= Information given =
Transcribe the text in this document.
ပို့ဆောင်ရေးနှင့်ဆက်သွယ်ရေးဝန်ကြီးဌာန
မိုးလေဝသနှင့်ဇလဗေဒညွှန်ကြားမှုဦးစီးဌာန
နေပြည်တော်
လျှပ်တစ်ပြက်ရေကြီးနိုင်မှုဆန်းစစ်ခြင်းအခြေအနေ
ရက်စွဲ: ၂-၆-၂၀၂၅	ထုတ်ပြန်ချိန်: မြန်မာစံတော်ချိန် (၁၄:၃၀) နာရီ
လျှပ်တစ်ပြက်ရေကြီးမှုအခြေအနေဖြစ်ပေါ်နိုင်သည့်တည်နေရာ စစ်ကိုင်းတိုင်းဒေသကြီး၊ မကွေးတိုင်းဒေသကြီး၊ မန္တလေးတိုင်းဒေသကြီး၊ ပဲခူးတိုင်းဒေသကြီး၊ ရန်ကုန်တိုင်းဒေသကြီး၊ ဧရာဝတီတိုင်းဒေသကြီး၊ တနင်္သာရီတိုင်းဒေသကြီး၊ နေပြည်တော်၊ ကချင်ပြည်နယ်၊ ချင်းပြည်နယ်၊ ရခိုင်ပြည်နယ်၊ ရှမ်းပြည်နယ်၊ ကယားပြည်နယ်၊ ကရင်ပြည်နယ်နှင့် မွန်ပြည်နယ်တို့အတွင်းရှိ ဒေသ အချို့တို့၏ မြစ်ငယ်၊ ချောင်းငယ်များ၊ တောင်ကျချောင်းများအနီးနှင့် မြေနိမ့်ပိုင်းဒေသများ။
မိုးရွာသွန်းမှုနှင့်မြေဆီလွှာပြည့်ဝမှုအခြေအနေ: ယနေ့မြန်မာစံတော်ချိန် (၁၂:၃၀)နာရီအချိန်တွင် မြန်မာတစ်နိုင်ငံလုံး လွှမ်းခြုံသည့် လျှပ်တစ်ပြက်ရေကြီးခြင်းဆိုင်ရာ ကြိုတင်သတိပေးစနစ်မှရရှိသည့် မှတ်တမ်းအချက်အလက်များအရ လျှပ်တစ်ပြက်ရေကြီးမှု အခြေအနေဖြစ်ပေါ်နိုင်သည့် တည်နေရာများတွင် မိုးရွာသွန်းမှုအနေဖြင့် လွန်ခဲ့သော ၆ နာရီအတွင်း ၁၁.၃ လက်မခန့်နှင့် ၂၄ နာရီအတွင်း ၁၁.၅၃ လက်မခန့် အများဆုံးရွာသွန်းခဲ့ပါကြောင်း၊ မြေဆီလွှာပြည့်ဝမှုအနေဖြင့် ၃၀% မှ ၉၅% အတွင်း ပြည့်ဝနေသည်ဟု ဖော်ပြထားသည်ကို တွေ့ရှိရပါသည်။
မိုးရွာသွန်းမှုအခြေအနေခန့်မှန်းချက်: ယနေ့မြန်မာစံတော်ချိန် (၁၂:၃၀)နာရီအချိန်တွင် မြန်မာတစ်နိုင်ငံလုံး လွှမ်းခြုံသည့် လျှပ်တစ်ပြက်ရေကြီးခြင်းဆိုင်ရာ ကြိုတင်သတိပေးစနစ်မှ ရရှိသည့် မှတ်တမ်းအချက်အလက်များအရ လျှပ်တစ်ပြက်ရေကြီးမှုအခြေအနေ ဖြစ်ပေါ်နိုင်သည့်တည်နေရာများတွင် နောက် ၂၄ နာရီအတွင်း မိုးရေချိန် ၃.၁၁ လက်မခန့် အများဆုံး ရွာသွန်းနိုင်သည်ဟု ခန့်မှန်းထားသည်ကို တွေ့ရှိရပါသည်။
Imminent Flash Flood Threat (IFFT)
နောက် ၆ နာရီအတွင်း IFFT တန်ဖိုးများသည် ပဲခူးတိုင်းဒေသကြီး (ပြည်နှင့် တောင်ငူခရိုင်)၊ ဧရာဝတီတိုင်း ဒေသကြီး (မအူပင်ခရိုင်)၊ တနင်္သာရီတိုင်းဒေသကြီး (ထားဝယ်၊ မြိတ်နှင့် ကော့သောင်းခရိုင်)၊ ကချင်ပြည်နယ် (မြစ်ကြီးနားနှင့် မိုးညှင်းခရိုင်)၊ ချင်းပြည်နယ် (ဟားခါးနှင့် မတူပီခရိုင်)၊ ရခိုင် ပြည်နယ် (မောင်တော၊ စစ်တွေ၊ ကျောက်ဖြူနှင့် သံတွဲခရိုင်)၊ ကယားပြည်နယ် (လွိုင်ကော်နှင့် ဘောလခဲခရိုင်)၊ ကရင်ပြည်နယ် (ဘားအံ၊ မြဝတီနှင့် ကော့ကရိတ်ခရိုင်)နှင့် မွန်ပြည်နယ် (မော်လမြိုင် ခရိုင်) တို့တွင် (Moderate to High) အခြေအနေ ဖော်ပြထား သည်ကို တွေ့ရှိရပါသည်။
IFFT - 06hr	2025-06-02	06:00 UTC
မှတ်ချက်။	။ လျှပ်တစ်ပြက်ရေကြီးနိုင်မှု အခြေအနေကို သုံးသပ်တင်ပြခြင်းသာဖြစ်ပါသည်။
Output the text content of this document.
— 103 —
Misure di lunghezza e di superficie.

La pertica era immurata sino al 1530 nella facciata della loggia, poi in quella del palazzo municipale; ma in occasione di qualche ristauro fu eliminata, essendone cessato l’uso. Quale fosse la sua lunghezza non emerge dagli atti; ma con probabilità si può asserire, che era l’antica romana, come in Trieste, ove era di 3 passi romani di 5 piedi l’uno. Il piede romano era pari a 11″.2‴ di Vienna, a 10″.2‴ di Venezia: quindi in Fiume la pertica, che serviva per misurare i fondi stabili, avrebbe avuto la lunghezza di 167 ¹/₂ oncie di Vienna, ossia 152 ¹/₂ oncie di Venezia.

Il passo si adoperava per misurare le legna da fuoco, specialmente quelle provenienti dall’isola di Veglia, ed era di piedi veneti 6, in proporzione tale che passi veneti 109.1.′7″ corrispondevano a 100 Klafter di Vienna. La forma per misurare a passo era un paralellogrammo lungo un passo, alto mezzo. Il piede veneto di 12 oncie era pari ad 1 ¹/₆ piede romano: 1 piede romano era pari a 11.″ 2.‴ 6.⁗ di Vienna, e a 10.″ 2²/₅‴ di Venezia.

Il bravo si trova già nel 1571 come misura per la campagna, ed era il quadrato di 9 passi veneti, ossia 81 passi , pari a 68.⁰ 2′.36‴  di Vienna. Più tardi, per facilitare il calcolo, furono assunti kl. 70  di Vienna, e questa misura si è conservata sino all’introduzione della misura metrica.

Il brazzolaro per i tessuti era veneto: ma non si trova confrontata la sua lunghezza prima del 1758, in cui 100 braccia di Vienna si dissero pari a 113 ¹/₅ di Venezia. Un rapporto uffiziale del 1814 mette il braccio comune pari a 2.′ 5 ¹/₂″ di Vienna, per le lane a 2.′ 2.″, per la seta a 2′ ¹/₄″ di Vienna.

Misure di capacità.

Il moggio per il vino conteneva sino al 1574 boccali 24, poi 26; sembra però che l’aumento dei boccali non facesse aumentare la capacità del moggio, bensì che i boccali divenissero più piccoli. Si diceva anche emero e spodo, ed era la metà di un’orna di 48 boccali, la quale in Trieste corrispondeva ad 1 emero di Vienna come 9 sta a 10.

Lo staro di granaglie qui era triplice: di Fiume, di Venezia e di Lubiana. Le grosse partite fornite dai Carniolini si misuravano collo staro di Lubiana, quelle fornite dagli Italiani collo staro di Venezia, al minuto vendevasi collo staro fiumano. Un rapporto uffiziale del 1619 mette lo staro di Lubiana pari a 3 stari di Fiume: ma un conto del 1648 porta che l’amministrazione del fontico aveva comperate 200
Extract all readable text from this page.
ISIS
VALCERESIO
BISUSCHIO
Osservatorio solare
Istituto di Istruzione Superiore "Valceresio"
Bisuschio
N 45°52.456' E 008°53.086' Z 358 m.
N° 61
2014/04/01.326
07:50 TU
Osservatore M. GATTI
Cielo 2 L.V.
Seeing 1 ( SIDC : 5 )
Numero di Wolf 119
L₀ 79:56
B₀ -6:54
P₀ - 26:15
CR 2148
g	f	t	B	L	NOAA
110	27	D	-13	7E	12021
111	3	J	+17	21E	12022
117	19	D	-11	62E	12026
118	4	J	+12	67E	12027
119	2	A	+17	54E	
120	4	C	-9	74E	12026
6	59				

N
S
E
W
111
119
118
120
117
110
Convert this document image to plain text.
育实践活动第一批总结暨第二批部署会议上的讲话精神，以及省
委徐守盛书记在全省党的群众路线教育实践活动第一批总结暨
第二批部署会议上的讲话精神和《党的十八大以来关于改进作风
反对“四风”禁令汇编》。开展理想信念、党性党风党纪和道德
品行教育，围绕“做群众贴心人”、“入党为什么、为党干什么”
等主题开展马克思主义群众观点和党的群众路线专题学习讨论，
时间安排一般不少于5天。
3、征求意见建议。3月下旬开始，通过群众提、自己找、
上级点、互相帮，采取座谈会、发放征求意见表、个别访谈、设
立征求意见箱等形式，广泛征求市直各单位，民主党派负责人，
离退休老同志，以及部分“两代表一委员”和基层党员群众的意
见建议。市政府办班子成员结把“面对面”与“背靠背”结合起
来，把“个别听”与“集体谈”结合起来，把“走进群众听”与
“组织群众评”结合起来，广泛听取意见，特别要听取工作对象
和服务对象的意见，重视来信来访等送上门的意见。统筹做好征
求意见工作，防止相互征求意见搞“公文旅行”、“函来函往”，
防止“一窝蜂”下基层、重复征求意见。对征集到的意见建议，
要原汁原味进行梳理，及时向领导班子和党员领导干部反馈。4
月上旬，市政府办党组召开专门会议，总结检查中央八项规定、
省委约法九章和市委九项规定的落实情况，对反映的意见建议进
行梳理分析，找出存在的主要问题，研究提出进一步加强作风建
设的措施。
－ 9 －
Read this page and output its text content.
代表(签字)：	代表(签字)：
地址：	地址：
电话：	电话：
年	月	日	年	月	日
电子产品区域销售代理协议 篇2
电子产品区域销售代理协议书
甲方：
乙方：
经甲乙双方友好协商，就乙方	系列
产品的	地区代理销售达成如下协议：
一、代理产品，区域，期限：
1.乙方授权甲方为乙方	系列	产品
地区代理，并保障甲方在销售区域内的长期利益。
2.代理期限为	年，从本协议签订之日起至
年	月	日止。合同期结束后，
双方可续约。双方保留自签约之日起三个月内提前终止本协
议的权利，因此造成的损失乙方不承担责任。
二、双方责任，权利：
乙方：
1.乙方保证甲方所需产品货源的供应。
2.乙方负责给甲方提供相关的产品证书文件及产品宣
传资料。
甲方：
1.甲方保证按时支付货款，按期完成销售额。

= Required task =
Find the word "Misure" in the material, then list each line that holds it.

= Answer in full =
Misure di lunghezza e di superficie.
Misure di capacità.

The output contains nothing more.